PROBLEM TO WORK ON
Reproduce the listing below without changes, except that pictures are left out.

--- START OF RAW DATA ---

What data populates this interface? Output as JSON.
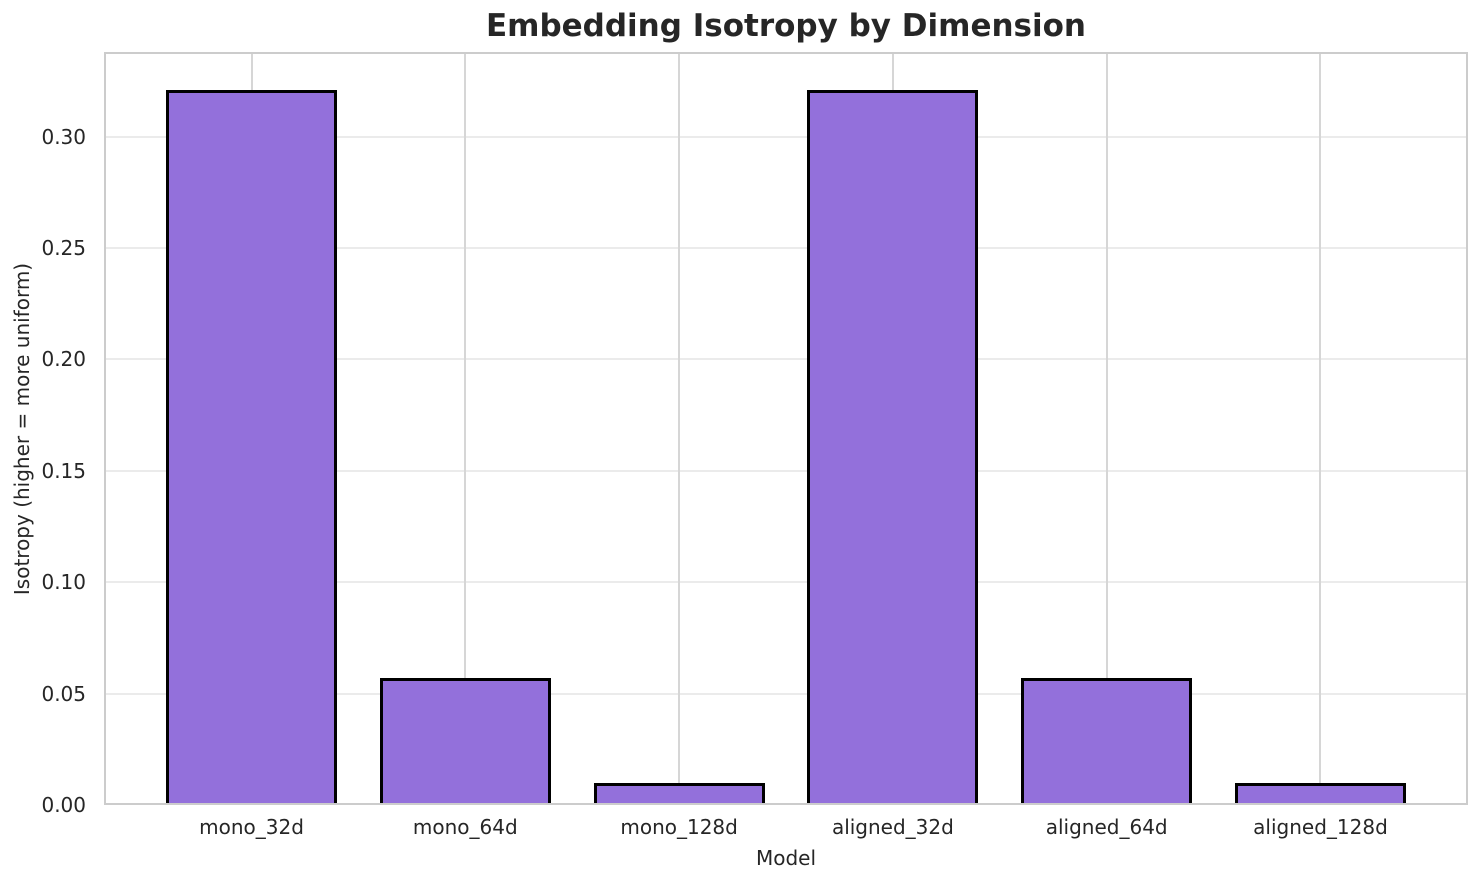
{
  "chart_data": {
    "type": "bar",
    "title": "Embedding Isotropy by Dimension",
    "xlabel": "Model",
    "ylabel": "Isotropy (higher = more uniform)",
    "categories": [
      "mono_32d",
      "mono_64d",
      "mono_128d",
      "aligned_32d",
      "aligned_64d",
      "aligned_128d"
    ],
    "values": [
      0.321,
      0.057,
      0.01,
      0.321,
      0.057,
      0.01
    ],
    "ytick_labels": [
      "0.00",
      "0.05",
      "0.10",
      "0.15",
      "0.20",
      "0.25",
      "0.30"
    ],
    "yticks": [
      0.0,
      0.05,
      0.1,
      0.15,
      0.2,
      0.25,
      0.3
    ],
    "ylim": [
      0,
      0.338
    ],
    "grid": "both",
    "legend": false,
    "bar_color": "#9370DB",
    "bar_edge_color": "#000000",
    "grid_color_horizontal": "#ebebeb",
    "grid_color_vertical": "#d6d6d6",
    "frame_color": "#cccccc",
    "text_color": "#262626",
    "background_color": "#ffffff"
  }
}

--- END OF RAW DATA ---

CORRECT RESULT
What data populates this interface? Output as JSON.
{
  "chart_data": {
    "type": "bar",
    "title": "Embedding Isotropy by Dimension",
    "xlabel": "Model",
    "ylabel": "Isotropy (higher = more uniform)",
    "categories": [
      "mono_32d",
      "mono_64d",
      "mono_128d",
      "aligned_32d",
      "aligned_64d",
      "aligned_128d"
    ],
    "values": [
      0.321,
      0.057,
      0.01,
      0.321,
      0.057,
      0.01
    ],
    "ytick_labels": [
      "0.00",
      "0.05",
      "0.10",
      "0.15",
      "0.20",
      "0.25",
      "0.30"
    ],
    "yticks": [
      0.0,
      0.05,
      0.1,
      0.15,
      0.2,
      0.25,
      0.3
    ],
    "ylim": [
      0,
      0.338
    ],
    "grid": "both",
    "legend": false,
    "bar_color": "#9370DB",
    "bar_edge_color": "#000000",
    "grid_color_horizontal": "#ebebeb",
    "grid_color_vertical": "#d6d6d6",
    "frame_color": "#cccccc",
    "text_color": "#262626",
    "background_color": "#ffffff"
  }
}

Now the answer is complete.